======== PROVIDED ENTRIES ========
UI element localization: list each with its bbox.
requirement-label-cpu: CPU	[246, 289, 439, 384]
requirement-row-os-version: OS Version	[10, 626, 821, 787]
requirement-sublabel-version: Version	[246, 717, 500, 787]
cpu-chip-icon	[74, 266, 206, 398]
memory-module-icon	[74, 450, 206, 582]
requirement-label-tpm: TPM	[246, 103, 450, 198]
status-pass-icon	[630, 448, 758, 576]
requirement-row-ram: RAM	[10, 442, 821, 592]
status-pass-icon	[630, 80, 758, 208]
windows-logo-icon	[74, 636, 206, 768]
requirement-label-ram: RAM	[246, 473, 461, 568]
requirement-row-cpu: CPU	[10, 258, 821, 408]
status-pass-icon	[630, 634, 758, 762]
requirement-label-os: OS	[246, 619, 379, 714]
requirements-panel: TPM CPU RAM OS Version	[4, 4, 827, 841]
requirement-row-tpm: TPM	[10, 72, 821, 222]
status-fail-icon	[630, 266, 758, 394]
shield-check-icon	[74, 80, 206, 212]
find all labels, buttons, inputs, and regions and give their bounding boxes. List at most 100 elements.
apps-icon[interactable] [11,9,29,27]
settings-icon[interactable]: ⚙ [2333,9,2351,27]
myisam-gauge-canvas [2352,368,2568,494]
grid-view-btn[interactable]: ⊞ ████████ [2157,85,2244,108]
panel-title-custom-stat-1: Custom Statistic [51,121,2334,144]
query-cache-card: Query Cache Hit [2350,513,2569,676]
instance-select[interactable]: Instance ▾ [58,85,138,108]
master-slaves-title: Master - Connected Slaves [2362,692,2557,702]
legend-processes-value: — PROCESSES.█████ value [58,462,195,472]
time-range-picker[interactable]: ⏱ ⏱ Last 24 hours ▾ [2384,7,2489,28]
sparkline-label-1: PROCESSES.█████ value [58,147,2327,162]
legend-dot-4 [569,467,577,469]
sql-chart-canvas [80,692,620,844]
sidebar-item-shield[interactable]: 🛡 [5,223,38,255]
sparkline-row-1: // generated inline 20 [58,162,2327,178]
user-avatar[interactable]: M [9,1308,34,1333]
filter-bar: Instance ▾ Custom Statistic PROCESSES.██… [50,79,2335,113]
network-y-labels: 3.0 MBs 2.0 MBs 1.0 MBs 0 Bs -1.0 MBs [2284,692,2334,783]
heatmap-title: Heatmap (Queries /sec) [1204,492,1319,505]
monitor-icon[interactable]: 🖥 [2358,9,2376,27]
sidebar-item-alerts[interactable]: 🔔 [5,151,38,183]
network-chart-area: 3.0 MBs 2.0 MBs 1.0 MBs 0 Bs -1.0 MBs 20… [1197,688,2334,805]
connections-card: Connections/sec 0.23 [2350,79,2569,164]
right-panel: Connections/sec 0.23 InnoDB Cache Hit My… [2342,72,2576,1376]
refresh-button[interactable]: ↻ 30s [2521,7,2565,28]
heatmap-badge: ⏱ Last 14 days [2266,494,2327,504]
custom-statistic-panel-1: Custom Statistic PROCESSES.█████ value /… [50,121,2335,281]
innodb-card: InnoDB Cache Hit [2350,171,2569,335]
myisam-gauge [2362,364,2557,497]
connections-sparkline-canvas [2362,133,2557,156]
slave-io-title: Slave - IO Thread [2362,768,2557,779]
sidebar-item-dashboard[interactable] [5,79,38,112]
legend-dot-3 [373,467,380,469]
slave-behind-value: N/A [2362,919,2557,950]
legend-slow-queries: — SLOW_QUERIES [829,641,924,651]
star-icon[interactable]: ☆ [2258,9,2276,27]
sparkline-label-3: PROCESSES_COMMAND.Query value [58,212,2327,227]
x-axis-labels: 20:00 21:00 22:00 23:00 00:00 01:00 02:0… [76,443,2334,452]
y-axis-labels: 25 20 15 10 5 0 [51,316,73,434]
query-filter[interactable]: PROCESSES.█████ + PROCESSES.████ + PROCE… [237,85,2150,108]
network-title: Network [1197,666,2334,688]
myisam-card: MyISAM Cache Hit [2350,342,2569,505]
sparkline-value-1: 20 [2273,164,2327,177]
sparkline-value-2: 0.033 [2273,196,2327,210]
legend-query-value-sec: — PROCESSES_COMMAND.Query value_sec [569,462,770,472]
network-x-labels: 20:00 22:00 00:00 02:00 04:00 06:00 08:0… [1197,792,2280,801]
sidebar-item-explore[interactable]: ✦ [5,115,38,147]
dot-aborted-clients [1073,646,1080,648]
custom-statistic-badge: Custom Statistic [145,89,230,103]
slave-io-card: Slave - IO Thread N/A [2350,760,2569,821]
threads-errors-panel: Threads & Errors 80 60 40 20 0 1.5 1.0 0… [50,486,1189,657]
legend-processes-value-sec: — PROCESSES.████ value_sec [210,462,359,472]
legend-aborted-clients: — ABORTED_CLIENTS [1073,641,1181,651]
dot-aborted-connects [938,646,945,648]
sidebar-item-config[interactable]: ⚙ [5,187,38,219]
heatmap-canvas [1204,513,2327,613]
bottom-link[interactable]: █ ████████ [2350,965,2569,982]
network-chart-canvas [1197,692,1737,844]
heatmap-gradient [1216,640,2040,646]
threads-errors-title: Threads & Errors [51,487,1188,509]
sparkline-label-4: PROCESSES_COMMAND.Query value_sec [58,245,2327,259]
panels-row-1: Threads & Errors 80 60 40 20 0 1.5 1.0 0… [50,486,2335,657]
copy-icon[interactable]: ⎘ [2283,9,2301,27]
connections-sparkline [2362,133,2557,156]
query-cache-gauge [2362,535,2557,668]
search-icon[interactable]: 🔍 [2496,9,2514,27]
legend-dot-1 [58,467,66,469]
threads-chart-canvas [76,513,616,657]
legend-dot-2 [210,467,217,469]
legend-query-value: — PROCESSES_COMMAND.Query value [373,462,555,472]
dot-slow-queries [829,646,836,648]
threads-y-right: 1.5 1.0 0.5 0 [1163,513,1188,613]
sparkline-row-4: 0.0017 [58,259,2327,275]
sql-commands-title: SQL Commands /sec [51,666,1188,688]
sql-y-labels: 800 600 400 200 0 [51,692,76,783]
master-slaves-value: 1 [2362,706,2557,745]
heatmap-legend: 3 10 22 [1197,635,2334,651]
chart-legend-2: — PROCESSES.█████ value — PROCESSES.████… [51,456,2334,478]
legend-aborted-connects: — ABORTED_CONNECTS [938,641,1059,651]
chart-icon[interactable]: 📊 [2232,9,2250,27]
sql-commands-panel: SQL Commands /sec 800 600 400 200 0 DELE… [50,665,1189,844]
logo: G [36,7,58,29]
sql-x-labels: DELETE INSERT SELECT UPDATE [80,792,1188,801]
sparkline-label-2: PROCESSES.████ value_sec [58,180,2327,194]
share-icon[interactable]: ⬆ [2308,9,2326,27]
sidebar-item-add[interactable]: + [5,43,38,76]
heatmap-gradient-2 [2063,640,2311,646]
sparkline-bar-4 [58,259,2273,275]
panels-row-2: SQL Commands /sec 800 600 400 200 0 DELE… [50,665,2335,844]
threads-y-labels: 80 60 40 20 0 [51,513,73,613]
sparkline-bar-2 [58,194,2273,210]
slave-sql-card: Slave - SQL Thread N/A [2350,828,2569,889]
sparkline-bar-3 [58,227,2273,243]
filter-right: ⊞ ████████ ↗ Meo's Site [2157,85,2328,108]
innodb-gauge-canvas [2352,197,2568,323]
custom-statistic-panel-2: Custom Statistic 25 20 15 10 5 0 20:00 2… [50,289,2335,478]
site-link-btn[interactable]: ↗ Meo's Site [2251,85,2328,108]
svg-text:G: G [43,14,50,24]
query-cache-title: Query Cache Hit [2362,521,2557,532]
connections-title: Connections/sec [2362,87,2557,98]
========
STATED EXERCISE —
Copy the lines of the material from the very first one up to and including the line that contains "448, 758, 576]".

ANSWER TO THIS EXERCISE —
UI element localization: list each with its bbox.
requirement-label-cpu: CPU	[246, 289, 439, 384]
requirement-row-os-version: OS Version	[10, 626, 821, 787]
requirement-sublabel-version: Version	[246, 717, 500, 787]
cpu-chip-icon	[74, 266, 206, 398]
memory-module-icon	[74, 450, 206, 582]
requirement-label-tpm: TPM	[246, 103, 450, 198]
status-pass-icon	[630, 448, 758, 576]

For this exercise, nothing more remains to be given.